[Extracted records]
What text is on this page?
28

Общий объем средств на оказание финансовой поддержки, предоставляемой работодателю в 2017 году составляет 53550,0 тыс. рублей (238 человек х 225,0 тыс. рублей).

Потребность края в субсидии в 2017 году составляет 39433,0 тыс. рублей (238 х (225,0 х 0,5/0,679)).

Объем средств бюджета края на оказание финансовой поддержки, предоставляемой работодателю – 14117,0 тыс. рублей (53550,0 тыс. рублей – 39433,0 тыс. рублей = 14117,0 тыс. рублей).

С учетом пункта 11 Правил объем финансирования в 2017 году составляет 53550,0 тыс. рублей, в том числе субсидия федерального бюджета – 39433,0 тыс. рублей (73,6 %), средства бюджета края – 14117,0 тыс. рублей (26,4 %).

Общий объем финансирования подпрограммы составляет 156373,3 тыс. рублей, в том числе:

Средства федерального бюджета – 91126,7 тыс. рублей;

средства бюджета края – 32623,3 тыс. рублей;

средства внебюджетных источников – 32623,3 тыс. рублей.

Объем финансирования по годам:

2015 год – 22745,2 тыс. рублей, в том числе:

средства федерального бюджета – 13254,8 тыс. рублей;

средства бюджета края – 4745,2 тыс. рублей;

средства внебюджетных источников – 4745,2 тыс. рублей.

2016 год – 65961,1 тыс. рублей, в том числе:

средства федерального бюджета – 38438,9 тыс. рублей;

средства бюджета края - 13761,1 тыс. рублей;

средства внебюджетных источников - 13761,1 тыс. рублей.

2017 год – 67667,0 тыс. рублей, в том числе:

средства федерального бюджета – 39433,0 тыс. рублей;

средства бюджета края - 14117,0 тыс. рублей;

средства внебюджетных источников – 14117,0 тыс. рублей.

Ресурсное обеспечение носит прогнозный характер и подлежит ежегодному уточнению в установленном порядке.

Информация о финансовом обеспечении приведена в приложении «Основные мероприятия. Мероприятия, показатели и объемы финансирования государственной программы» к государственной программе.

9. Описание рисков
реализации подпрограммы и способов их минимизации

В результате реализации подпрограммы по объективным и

**Short task**
Select all lines in the listing that include the word "финансовой".

**Result**
Общий объем средств на оказание финансовой поддержки, предоставляемой работодателю в 2017 году составляет 53550,0 тыс. рублей (238 человек х 225,0 тыс. рублей).
Объем средств бюджета края на оказание финансовой поддержки, предоставляемой работодателю – 14117,0 тыс. рублей (53550,0 тыс. рублей – 39433,0 тыс. рублей = 14117,0 тыс. рублей).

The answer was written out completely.